_What you will do_. Produce an exact transcription of the listing below, omitting the pictures.
━━━━━ Recorded data
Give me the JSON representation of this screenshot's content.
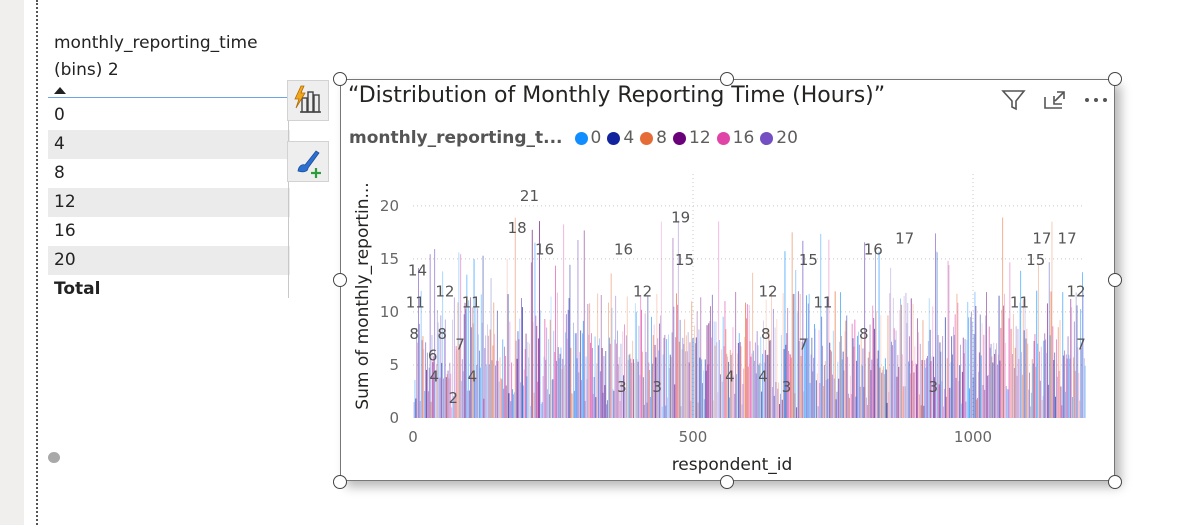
{
  "table": {
    "header_line1": "monthly_reporting_time",
    "header_line2": "(bins) 2",
    "rows": [
      "0",
      "4",
      "8",
      "12",
      "16",
      "20"
    ],
    "total_label": "Total"
  },
  "chart_title": "“Distribution of Monthly Reporting Time (Hours)”",
  "legend": {
    "title": "monthly_reporting_t...",
    "items": [
      {
        "label": "0",
        "color": "#118dff"
      },
      {
        "label": "4",
        "color": "#12239e"
      },
      {
        "label": "8",
        "color": "#e66c37"
      },
      {
        "label": "12",
        "color": "#6b007b"
      },
      {
        "label": "16",
        "color": "#e044a7"
      },
      {
        "label": "20",
        "color": "#744ec2"
      }
    ]
  },
  "header_icons": [
    "filter-icon",
    "focus-mode-icon",
    "more-options-icon"
  ],
  "floating_buttons": [
    "copilot-visual-icon",
    "format-visual-icon"
  ],
  "chart_data": {
    "type": "bar",
    "title": "“Distribution of Monthly Reporting Time (Hours)”",
    "xlabel": "respondent_id",
    "ylabel": "Sum of monthly_reportin...",
    "xlim": [
      0,
      1200
    ],
    "ylim": [
      0,
      23
    ],
    "x_ticks": [
      "0",
      "500",
      "1000"
    ],
    "y_ticks": [
      "0",
      "5",
      "10",
      "15",
      "20"
    ],
    "grid": true,
    "series": [
      {
        "name": "0",
        "color": "#118dff"
      },
      {
        "name": "4",
        "color": "#12239e"
      },
      {
        "name": "8",
        "color": "#e66c37"
      },
      {
        "name": "12",
        "color": "#6b007b"
      },
      {
        "name": "16",
        "color": "#e044a7"
      },
      {
        "name": "20",
        "color": "#744ec2"
      }
    ],
    "data_labels": [
      {
        "x": 8,
        "value": 14
      },
      {
        "x": 4,
        "value": 11
      },
      {
        "x": 2,
        "value": 8
      },
      {
        "x": 35,
        "value": 6
      },
      {
        "x": 38,
        "value": 4
      },
      {
        "x": 57,
        "value": 12
      },
      {
        "x": 52,
        "value": 8
      },
      {
        "x": 84,
        "value": 7
      },
      {
        "x": 72,
        "value": 2
      },
      {
        "x": 104,
        "value": 11
      },
      {
        "x": 106,
        "value": 4
      },
      {
        "x": 208,
        "value": 21
      },
      {
        "x": 186,
        "value": 18
      },
      {
        "x": 235,
        "value": 16
      },
      {
        "x": 376,
        "value": 16
      },
      {
        "x": 373,
        "value": 3
      },
      {
        "x": 410,
        "value": 12
      },
      {
        "x": 436,
        "value": 3
      },
      {
        "x": 478,
        "value": 19
      },
      {
        "x": 485,
        "value": 15
      },
      {
        "x": 566,
        "value": 4
      },
      {
        "x": 625,
        "value": 4
      },
      {
        "x": 634,
        "value": 12
      },
      {
        "x": 630,
        "value": 8
      },
      {
        "x": 667,
        "value": 3
      },
      {
        "x": 697,
        "value": 7
      },
      {
        "x": 706,
        "value": 15
      },
      {
        "x": 732,
        "value": 11
      },
      {
        "x": 805,
        "value": 8
      },
      {
        "x": 822,
        "value": 16
      },
      {
        "x": 878,
        "value": 17
      },
      {
        "x": 929,
        "value": 3
      },
      {
        "x": 1083,
        "value": 11
      },
      {
        "x": 1112,
        "value": 15
      },
      {
        "x": 1123,
        "value": 17
      },
      {
        "x": 1168,
        "value": 17
      },
      {
        "x": 1184,
        "value": 12
      },
      {
        "x": 1193,
        "value": 7
      }
    ]
  }
}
━━━━━━━━━━
_The response_.
Give me the JSON representation of this screenshot's content.
{
  "table": {
    "header_line1": "monthly_reporting_time",
    "header_line2": "(bins) 2",
    "rows": [
      "0",
      "4",
      "8",
      "12",
      "16",
      "20"
    ],
    "total_label": "Total"
  },
  "chart_title": "“Distribution of Monthly Reporting Time (Hours)”",
  "legend": {
    "title": "monthly_reporting_t...",
    "items": [
      {
        "label": "0",
        "color": "#118dff"
      },
      {
        "label": "4",
        "color": "#12239e"
      },
      {
        "label": "8",
        "color": "#e66c37"
      },
      {
        "label": "12",
        "color": "#6b007b"
      },
      {
        "label": "16",
        "color": "#e044a7"
      },
      {
        "label": "20",
        "color": "#744ec2"
      }
    ]
  },
  "header_icons": [
    "filter-icon",
    "focus-mode-icon",
    "more-options-icon"
  ],
  "floating_buttons": [
    "copilot-visual-icon",
    "format-visual-icon"
  ],
  "chart_data": {
    "type": "bar",
    "title": "“Distribution of Monthly Reporting Time (Hours)”",
    "xlabel": "respondent_id",
    "ylabel": "Sum of monthly_reportin...",
    "xlim": [
      0,
      1200
    ],
    "ylim": [
      0,
      23
    ],
    "x_ticks": [
      "0",
      "500",
      "1000"
    ],
    "y_ticks": [
      "0",
      "5",
      "10",
      "15",
      "20"
    ],
    "grid": true,
    "series": [
      {
        "name": "0",
        "color": "#118dff"
      },
      {
        "name": "4",
        "color": "#12239e"
      },
      {
        "name": "8",
        "color": "#e66c37"
      },
      {
        "name": "12",
        "color": "#6b007b"
      },
      {
        "name": "16",
        "color": "#e044a7"
      },
      {
        "name": "20",
        "color": "#744ec2"
      }
    ],
    "data_labels": [
      {
        "x": 8,
        "value": 14
      },
      {
        "x": 4,
        "value": 11
      },
      {
        "x": 2,
        "value": 8
      },
      {
        "x": 35,
        "value": 6
      },
      {
        "x": 38,
        "value": 4
      },
      {
        "x": 57,
        "value": 12
      },
      {
        "x": 52,
        "value": 8
      },
      {
        "x": 84,
        "value": 7
      },
      {
        "x": 72,
        "value": 2
      },
      {
        "x": 104,
        "value": 11
      },
      {
        "x": 106,
        "value": 4
      },
      {
        "x": 208,
        "value": 21
      },
      {
        "x": 186,
        "value": 18
      },
      {
        "x": 235,
        "value": 16
      },
      {
        "x": 376,
        "value": 16
      },
      {
        "x": 373,
        "value": 3
      },
      {
        "x": 410,
        "value": 12
      },
      {
        "x": 436,
        "value": 3
      },
      {
        "x": 478,
        "value": 19
      },
      {
        "x": 485,
        "value": 15
      },
      {
        "x": 566,
        "value": 4
      },
      {
        "x": 625,
        "value": 4
      },
      {
        "x": 634,
        "value": 12
      },
      {
        "x": 630,
        "value": 8
      },
      {
        "x": 667,
        "value": 3
      },
      {
        "x": 697,
        "value": 7
      },
      {
        "x": 706,
        "value": 15
      },
      {
        "x": 732,
        "value": 11
      },
      {
        "x": 805,
        "value": 8
      },
      {
        "x": 822,
        "value": 16
      },
      {
        "x": 878,
        "value": 17
      },
      {
        "x": 929,
        "value": 3
      },
      {
        "x": 1083,
        "value": 11
      },
      {
        "x": 1112,
        "value": 15
      },
      {
        "x": 1123,
        "value": 17
      },
      {
        "x": 1168,
        "value": 17
      },
      {
        "x": 1184,
        "value": 12
      },
      {
        "x": 1193,
        "value": 7
      }
    ]
  }
}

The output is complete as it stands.